Data records

┄┄┄┄┄┄┄┄┄┄┄┄┄┄┄┄┄┄┄┄

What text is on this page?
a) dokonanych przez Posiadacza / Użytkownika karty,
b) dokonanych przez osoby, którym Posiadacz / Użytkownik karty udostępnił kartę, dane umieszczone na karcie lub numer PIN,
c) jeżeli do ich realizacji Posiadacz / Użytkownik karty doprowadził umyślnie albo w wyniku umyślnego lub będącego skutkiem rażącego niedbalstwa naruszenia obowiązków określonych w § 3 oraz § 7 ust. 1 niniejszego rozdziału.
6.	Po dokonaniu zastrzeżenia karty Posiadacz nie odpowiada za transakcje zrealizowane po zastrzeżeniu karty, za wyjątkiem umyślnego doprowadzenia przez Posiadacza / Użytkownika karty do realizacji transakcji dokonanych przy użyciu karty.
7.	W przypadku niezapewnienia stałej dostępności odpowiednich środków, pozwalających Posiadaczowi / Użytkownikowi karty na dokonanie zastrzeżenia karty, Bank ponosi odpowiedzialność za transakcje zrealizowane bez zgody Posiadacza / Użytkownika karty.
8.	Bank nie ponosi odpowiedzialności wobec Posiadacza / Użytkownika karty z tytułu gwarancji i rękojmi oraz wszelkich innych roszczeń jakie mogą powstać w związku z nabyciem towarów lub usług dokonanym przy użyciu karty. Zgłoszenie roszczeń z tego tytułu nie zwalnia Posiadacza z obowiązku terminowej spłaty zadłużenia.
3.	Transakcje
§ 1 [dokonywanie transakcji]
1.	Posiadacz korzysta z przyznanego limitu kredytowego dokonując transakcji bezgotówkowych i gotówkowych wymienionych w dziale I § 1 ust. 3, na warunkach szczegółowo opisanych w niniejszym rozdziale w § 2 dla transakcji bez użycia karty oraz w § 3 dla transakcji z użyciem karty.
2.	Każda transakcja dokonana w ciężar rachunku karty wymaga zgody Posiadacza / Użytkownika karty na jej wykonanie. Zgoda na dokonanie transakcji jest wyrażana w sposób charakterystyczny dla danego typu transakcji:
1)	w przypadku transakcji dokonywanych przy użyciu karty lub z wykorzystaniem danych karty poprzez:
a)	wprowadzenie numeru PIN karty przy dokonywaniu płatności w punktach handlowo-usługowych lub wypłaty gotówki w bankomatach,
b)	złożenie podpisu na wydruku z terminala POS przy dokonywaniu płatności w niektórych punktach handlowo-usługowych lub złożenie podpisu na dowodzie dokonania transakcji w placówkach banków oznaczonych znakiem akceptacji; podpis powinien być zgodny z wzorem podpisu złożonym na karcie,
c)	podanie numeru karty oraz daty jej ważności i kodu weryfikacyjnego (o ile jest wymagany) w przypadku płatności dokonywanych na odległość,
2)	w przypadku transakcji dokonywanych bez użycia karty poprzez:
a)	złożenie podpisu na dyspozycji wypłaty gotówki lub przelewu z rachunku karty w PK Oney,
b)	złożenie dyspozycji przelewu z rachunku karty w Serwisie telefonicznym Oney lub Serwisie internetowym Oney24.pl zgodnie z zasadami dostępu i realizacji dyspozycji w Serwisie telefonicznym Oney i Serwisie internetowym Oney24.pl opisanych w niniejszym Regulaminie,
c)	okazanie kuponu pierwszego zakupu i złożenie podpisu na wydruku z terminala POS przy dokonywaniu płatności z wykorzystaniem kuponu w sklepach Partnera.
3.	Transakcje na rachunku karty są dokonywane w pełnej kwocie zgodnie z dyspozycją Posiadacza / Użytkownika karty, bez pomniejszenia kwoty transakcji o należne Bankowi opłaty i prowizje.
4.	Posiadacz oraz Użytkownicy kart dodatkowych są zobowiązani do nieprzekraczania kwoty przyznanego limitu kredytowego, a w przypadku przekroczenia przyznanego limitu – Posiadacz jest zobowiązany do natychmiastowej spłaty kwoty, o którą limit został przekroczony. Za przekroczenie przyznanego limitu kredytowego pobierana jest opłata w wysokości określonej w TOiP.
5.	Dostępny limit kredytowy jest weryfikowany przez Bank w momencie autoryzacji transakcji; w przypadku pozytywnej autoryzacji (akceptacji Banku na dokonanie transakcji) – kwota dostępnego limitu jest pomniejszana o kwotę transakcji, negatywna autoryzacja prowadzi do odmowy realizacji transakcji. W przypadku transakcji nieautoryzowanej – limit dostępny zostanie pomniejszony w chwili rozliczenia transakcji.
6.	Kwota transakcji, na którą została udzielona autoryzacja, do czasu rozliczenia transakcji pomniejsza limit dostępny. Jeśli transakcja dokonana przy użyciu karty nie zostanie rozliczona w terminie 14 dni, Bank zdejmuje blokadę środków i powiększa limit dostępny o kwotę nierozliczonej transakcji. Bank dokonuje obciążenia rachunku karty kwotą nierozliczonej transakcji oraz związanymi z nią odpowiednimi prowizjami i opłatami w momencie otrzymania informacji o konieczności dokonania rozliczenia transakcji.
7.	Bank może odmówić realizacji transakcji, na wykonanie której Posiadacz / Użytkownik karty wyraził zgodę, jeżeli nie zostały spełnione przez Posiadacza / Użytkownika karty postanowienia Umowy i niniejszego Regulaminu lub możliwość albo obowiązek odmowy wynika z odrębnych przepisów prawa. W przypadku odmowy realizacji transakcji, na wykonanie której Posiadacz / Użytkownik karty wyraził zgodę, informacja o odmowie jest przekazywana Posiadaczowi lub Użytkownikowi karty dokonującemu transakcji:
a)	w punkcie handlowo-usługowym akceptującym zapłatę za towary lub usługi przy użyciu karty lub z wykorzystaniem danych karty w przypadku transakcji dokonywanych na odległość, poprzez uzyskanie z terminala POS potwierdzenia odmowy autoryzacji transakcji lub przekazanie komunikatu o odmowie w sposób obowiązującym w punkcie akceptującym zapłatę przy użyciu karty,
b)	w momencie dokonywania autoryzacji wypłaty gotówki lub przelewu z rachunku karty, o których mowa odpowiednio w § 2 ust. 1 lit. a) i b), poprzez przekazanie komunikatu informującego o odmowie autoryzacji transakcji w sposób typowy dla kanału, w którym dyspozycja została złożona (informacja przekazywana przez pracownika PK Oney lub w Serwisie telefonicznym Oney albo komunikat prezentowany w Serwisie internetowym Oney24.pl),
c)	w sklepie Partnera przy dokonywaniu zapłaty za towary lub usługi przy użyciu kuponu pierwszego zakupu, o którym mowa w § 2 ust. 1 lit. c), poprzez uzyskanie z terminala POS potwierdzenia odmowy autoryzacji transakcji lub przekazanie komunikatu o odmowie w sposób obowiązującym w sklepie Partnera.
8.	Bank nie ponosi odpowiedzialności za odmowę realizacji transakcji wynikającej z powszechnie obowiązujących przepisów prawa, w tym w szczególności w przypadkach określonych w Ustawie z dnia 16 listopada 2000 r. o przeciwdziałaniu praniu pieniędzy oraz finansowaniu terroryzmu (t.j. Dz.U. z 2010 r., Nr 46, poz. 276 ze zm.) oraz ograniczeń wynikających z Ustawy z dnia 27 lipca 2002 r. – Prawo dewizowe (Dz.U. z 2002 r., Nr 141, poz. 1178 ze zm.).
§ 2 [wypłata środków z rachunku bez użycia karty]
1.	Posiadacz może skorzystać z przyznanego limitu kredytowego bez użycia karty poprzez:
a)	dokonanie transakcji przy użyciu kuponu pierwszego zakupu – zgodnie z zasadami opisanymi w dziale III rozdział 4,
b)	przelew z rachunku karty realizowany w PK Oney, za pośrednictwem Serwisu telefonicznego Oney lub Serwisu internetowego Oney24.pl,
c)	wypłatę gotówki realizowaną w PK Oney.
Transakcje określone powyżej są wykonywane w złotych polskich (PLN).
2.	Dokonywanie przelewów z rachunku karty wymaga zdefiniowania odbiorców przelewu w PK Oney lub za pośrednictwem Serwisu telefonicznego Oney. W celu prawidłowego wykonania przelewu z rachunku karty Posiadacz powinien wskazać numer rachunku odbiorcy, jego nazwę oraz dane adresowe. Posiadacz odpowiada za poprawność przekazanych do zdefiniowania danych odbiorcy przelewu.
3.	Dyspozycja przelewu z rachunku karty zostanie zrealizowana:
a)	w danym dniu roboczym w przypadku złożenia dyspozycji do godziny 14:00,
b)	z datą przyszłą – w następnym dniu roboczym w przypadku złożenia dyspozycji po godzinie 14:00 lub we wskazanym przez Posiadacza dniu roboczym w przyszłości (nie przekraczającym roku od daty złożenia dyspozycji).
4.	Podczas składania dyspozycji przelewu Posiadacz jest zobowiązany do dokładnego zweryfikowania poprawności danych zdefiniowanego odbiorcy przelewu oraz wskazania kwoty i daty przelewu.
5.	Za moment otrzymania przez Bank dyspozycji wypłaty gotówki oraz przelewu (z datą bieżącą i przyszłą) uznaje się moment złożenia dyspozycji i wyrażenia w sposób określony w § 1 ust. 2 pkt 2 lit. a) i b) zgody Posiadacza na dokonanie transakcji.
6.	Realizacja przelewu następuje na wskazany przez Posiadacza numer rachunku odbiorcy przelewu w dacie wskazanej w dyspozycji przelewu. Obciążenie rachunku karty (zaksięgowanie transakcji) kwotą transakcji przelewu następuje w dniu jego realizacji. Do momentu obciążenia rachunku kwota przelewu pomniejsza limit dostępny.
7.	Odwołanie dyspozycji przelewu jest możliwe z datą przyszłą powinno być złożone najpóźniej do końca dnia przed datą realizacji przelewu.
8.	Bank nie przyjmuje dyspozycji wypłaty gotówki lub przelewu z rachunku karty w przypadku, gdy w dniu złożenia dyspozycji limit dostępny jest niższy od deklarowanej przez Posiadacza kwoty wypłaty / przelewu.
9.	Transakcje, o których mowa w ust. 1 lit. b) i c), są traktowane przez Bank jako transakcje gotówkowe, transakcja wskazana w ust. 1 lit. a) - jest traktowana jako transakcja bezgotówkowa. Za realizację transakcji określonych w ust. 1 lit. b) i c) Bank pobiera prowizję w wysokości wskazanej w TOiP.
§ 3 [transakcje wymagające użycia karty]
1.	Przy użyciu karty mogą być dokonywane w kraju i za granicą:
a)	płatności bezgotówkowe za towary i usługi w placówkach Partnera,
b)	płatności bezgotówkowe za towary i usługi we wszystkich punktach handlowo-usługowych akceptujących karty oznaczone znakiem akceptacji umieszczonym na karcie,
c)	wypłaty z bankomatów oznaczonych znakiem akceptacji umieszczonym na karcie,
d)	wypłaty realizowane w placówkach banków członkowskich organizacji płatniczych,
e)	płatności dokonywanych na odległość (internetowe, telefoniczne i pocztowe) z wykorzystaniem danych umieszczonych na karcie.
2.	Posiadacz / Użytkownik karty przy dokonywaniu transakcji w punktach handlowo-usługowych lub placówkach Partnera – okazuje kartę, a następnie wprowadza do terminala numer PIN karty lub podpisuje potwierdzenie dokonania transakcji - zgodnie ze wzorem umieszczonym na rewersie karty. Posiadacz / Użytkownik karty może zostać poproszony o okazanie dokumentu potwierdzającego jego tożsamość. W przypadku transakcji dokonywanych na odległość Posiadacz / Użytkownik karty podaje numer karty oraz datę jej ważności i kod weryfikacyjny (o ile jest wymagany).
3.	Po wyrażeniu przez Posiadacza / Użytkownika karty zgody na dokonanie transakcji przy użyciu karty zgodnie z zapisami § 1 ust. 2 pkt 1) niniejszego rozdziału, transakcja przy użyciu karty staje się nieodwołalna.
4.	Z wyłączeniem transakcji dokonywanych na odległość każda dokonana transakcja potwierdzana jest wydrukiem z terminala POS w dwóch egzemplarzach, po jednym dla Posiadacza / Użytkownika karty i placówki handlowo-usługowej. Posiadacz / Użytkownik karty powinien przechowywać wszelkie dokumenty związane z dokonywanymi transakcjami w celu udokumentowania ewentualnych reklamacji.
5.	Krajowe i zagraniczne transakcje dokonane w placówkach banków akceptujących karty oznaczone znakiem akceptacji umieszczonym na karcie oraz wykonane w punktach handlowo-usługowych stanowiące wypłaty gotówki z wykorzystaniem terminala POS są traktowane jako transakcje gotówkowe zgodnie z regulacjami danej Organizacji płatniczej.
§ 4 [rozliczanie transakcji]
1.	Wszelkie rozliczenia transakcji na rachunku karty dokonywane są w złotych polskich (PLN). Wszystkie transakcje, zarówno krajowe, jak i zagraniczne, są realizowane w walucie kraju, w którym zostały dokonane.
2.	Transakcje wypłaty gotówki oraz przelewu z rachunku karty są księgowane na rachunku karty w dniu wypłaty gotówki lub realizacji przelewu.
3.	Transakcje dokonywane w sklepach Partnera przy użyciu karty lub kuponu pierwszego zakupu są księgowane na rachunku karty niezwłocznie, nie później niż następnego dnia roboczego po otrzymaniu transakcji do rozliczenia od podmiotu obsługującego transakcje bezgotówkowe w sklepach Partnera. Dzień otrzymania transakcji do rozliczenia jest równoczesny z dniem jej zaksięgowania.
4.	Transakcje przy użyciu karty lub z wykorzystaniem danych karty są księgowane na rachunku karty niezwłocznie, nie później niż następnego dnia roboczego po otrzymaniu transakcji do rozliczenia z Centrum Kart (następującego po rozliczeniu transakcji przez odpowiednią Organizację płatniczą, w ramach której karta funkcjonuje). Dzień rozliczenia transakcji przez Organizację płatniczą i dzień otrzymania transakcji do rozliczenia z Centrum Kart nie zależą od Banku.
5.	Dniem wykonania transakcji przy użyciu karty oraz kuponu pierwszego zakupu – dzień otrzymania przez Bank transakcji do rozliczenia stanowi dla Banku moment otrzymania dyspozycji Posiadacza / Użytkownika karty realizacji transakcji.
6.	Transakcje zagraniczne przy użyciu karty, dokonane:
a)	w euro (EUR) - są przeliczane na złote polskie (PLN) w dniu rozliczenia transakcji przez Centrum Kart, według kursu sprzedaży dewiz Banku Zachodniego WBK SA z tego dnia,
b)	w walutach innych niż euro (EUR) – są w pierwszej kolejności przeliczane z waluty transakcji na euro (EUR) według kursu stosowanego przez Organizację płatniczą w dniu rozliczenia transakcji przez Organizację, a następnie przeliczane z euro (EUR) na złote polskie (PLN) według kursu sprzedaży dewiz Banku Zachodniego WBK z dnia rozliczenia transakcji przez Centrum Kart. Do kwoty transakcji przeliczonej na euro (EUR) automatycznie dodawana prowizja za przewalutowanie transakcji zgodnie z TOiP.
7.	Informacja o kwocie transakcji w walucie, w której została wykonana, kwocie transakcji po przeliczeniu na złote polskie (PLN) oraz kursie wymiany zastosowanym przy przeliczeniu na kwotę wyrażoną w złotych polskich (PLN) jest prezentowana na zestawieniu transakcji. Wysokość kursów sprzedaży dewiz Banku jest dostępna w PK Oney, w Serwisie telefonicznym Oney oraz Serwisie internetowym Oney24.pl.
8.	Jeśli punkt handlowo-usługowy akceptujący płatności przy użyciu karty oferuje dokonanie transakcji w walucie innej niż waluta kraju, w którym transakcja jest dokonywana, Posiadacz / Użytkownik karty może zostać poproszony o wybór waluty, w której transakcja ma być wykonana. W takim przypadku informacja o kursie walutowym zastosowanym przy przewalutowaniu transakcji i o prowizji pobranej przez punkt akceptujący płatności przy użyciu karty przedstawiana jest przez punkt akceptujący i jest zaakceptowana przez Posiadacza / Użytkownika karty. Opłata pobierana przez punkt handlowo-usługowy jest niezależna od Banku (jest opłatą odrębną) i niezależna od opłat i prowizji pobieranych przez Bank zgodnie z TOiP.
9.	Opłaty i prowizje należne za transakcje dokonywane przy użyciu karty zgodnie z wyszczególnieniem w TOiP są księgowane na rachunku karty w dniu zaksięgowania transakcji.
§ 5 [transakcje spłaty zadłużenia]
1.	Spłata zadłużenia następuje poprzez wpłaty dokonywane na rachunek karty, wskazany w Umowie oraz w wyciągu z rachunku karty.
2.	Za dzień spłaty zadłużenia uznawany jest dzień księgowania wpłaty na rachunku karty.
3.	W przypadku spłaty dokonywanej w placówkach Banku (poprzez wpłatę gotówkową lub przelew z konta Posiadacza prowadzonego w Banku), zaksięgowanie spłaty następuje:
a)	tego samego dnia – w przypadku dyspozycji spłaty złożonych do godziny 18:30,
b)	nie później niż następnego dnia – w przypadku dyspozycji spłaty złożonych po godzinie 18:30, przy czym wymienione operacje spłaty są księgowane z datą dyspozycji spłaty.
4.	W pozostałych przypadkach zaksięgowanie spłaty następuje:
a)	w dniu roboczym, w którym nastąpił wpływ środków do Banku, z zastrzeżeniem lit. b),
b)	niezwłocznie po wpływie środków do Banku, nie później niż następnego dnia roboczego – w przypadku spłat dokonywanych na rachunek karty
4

┄┄┄┄┄┄┄┄┄┄┄┄┄┄┄┄┄┄┄┄

• Exercise requirements:
Count every line of the records that holds "godzinie". State the number, nothing else.

• Written response:
2